Task requirements.
Among the lines below, list those containing the string "Kilo".

Records supplied.
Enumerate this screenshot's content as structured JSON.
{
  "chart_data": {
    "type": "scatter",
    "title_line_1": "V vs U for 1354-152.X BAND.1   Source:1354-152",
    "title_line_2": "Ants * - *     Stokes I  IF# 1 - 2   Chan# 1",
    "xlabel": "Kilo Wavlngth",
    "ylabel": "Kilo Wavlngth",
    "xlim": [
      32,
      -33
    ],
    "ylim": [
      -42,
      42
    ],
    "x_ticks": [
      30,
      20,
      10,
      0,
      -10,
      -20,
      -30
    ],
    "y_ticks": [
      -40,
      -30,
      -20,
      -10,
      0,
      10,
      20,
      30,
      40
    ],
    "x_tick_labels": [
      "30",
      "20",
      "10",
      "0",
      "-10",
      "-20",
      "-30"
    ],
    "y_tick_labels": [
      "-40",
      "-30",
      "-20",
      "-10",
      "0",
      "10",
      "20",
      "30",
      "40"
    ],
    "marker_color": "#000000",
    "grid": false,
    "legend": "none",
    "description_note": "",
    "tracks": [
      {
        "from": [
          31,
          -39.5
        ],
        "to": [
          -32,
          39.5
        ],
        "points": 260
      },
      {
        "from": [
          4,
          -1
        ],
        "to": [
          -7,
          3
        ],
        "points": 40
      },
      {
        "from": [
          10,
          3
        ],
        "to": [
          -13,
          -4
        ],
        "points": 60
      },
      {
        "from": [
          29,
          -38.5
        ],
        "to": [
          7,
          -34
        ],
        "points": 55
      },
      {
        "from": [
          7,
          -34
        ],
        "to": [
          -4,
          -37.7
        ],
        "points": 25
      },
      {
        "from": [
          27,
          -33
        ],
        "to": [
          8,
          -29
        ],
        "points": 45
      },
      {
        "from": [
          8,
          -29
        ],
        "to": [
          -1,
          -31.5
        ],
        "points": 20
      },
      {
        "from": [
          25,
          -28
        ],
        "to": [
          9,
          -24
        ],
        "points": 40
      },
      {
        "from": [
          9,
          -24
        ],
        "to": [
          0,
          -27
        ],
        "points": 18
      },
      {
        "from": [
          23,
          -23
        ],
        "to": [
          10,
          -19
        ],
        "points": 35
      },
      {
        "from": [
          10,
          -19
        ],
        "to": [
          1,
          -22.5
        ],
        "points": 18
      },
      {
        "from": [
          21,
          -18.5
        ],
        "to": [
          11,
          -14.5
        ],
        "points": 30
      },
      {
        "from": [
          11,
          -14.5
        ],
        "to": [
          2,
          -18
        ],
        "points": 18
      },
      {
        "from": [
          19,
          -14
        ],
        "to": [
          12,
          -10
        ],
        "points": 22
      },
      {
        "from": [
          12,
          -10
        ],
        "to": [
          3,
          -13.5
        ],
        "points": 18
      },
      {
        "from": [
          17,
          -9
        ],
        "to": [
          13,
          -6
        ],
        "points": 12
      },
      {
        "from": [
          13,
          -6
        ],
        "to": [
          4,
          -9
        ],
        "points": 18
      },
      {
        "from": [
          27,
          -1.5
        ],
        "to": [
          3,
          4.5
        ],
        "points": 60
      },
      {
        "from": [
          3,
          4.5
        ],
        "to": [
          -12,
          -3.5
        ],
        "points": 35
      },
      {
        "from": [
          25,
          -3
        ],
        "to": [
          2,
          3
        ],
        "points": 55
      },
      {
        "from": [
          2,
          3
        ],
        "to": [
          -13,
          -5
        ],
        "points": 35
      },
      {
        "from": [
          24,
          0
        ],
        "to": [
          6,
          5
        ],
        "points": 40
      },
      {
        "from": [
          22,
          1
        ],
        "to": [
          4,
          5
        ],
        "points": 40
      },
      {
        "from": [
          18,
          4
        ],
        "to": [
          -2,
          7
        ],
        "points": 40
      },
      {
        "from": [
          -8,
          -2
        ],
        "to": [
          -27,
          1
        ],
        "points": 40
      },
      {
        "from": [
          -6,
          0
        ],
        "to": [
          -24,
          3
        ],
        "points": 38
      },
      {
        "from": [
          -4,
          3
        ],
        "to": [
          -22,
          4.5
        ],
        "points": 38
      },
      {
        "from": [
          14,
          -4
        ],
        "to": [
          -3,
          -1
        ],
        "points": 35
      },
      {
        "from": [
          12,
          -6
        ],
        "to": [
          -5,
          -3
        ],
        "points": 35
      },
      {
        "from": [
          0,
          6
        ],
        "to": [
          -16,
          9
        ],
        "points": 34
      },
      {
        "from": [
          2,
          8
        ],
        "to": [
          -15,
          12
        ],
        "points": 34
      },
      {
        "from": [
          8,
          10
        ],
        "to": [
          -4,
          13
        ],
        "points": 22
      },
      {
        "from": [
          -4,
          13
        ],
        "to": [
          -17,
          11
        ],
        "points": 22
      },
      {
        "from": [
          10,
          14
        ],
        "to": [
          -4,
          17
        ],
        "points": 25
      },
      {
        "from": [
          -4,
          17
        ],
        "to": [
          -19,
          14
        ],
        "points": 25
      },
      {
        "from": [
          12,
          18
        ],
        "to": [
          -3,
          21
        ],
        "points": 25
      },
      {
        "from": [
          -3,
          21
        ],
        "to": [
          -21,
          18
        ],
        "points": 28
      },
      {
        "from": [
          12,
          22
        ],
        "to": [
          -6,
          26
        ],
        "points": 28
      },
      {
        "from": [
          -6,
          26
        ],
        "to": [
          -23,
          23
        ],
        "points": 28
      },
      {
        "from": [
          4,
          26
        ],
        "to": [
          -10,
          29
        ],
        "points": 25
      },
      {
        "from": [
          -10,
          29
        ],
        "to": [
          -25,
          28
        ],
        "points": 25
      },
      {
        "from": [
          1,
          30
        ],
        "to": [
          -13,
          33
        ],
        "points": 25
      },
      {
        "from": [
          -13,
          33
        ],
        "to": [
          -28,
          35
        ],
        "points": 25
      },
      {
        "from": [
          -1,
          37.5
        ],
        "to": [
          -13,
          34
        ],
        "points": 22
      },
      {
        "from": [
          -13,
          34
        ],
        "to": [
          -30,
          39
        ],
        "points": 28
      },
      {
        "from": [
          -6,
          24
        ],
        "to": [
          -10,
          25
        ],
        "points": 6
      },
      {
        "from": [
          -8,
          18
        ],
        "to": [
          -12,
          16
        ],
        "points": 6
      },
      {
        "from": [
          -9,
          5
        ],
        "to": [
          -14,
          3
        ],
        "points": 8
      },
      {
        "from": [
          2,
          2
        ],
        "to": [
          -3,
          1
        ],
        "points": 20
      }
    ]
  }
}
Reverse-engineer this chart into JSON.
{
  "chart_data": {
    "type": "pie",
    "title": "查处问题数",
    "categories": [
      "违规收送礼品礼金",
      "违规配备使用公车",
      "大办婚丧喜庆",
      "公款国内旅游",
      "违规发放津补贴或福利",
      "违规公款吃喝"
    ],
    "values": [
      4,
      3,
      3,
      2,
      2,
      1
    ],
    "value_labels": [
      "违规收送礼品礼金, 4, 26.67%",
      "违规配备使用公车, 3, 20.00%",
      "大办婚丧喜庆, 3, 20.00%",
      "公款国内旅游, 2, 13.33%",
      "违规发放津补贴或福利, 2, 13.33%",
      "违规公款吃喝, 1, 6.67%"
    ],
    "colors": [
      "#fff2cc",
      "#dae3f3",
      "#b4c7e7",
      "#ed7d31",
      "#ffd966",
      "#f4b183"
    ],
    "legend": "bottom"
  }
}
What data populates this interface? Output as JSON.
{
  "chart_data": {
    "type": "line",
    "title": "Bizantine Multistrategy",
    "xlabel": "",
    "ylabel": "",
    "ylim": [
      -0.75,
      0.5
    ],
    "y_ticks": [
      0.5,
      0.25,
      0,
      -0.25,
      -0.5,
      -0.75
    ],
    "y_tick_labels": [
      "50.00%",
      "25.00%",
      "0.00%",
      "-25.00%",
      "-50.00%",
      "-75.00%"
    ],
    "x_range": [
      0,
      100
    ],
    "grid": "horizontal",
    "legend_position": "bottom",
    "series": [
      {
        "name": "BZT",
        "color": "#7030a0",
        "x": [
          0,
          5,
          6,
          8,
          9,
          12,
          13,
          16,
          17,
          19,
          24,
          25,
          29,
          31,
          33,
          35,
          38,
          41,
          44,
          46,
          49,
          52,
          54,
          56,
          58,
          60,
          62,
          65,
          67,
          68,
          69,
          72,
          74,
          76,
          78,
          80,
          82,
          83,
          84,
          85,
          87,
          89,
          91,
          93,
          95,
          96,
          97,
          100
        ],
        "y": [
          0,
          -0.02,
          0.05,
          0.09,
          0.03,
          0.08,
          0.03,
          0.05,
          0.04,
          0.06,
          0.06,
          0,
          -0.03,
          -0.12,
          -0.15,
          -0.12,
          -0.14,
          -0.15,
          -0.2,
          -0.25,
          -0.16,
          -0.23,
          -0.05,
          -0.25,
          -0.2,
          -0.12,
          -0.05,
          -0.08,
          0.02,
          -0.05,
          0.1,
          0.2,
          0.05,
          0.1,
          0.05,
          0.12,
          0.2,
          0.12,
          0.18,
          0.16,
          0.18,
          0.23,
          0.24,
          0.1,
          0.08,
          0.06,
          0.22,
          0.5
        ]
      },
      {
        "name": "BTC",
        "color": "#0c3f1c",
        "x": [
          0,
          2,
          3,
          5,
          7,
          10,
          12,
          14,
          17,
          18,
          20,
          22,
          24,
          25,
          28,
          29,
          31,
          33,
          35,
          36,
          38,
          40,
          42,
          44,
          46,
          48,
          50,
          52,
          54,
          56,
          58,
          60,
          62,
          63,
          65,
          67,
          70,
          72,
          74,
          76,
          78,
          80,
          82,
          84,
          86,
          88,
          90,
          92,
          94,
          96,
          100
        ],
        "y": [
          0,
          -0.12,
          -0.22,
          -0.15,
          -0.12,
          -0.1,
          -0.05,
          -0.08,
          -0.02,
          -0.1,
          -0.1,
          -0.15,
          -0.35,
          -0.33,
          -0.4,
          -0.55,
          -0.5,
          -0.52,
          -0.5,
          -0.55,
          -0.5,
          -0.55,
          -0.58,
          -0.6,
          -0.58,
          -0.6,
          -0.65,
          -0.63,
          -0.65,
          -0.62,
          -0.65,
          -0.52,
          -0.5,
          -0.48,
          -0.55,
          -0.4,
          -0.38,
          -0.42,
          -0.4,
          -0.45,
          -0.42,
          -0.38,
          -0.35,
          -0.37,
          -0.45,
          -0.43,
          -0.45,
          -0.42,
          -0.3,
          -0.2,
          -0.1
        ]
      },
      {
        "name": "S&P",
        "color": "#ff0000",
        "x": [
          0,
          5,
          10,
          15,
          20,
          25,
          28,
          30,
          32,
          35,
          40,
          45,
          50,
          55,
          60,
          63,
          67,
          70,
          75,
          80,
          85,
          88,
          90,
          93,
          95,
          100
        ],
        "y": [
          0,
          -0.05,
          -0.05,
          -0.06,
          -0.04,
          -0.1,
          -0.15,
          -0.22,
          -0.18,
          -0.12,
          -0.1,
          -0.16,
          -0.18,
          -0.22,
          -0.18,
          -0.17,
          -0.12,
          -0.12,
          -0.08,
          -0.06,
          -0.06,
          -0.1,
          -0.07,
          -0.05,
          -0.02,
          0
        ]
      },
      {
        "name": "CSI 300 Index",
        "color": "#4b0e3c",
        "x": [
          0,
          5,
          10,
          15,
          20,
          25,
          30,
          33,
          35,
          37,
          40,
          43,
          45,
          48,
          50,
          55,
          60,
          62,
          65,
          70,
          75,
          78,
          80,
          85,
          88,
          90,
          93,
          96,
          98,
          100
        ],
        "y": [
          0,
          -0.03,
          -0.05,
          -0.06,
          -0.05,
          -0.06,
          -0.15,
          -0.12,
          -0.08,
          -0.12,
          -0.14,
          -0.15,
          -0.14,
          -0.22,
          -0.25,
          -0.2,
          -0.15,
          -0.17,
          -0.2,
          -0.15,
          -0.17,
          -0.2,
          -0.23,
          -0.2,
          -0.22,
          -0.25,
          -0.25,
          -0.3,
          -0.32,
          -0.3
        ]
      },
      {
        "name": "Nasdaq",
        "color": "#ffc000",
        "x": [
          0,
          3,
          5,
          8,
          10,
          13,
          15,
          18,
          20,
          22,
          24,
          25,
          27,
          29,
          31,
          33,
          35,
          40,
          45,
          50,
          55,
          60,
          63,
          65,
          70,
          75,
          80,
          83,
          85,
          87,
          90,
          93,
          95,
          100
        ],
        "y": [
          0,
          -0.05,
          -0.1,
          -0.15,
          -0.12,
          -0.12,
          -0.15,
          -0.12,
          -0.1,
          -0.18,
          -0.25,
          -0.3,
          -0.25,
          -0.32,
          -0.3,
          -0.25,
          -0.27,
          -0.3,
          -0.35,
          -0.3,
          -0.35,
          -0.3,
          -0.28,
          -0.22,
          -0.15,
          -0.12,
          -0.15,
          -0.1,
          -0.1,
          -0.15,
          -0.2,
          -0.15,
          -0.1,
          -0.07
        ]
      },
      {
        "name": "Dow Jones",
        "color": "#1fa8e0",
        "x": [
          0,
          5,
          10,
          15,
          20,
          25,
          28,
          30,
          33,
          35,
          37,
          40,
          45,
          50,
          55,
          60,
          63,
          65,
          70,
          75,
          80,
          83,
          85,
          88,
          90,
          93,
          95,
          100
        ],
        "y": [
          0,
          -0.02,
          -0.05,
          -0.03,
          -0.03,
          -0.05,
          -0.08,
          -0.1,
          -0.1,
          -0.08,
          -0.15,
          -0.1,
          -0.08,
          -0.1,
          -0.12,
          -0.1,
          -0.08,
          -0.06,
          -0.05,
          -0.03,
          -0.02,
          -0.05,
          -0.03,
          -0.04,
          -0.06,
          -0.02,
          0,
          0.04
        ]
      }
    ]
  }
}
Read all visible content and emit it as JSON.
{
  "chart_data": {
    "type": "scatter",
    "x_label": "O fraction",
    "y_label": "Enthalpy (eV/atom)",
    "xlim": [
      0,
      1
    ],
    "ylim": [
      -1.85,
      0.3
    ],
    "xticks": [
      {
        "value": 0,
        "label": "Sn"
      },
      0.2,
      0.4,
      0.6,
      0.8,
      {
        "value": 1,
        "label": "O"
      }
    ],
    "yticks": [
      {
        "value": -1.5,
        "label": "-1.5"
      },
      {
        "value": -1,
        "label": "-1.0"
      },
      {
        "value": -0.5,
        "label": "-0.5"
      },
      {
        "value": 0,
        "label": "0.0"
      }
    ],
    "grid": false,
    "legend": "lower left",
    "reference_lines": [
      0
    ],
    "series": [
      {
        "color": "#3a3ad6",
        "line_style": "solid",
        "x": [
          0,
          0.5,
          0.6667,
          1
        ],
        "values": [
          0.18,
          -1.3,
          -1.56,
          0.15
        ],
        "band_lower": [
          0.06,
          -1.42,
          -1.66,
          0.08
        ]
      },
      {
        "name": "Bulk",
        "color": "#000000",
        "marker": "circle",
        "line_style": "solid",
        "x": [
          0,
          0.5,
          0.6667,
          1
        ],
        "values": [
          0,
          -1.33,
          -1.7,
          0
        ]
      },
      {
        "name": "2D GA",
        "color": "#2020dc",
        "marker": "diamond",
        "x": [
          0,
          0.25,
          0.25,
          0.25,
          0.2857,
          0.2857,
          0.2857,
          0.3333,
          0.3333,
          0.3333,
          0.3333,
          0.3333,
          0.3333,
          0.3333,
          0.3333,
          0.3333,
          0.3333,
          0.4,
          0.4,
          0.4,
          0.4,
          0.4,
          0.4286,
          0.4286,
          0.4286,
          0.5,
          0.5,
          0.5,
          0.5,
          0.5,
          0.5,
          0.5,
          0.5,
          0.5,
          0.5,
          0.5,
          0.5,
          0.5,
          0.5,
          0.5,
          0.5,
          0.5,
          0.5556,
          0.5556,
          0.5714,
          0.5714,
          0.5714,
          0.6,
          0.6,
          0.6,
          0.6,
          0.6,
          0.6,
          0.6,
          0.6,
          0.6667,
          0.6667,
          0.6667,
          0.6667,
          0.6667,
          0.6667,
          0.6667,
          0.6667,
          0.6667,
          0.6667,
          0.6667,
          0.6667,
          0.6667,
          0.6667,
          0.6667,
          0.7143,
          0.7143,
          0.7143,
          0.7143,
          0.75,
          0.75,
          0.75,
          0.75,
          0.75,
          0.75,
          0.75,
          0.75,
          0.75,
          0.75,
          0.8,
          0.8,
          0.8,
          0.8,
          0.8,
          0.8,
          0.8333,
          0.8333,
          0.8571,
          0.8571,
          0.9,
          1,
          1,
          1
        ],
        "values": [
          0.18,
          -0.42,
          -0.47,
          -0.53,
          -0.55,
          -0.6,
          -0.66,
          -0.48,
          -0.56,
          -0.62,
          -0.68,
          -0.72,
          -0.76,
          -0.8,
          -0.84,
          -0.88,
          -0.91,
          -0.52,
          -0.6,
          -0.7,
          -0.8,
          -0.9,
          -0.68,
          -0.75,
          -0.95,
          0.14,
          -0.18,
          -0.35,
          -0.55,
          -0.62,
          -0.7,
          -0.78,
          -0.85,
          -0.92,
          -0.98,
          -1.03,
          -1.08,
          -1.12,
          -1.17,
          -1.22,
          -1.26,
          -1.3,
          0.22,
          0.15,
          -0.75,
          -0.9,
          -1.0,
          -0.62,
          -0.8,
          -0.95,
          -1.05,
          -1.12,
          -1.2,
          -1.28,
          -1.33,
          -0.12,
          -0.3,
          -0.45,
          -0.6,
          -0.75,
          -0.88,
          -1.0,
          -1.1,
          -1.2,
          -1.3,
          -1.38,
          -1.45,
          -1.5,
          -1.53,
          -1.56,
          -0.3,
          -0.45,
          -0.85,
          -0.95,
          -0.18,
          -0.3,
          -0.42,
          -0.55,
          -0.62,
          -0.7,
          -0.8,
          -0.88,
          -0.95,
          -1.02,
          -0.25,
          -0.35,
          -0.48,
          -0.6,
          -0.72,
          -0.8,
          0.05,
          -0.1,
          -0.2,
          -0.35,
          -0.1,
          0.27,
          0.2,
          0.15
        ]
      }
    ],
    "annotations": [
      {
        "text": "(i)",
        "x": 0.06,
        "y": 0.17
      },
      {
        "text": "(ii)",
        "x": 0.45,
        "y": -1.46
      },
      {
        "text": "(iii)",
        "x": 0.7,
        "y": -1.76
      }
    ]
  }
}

Finished task.
    "xlabel": "Kilo Wavlngth",
    "ylabel": "Kilo Wavlngth",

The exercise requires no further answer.